Exercise brief -> List each line of the data that holds the string "Pääkäyttäjä", please.

[Stored items from a collection]
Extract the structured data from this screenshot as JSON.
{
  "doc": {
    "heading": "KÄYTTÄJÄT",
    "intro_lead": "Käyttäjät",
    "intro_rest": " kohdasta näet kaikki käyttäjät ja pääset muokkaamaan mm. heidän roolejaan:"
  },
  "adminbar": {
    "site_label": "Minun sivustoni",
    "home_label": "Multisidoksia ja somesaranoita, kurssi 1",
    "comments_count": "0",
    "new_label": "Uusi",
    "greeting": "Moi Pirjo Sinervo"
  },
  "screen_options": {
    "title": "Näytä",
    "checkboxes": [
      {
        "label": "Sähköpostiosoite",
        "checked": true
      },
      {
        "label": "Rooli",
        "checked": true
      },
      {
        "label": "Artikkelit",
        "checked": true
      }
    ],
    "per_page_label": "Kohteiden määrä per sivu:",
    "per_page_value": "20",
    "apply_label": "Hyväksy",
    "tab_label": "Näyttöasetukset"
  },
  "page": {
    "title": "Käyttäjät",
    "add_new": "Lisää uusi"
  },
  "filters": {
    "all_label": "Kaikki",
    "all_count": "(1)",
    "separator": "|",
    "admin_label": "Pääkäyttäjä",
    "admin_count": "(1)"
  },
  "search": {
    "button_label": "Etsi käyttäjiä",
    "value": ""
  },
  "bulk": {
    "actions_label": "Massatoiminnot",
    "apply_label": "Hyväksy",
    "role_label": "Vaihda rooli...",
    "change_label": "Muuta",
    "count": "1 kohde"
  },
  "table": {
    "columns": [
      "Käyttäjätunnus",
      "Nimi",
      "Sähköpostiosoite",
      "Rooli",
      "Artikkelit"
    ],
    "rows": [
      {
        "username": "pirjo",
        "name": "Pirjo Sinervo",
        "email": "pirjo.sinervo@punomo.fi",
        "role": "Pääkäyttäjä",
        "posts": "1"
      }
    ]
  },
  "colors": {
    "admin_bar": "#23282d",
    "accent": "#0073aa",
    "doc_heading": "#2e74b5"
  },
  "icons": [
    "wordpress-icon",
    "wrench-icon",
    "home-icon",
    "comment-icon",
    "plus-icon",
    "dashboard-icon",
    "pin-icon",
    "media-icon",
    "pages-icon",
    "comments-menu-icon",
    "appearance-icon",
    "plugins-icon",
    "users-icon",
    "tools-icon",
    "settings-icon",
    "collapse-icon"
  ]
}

Complete answer ->
    "admin_label": "Pääkäyttäjä",
        "role": "Pääkäyttäjä",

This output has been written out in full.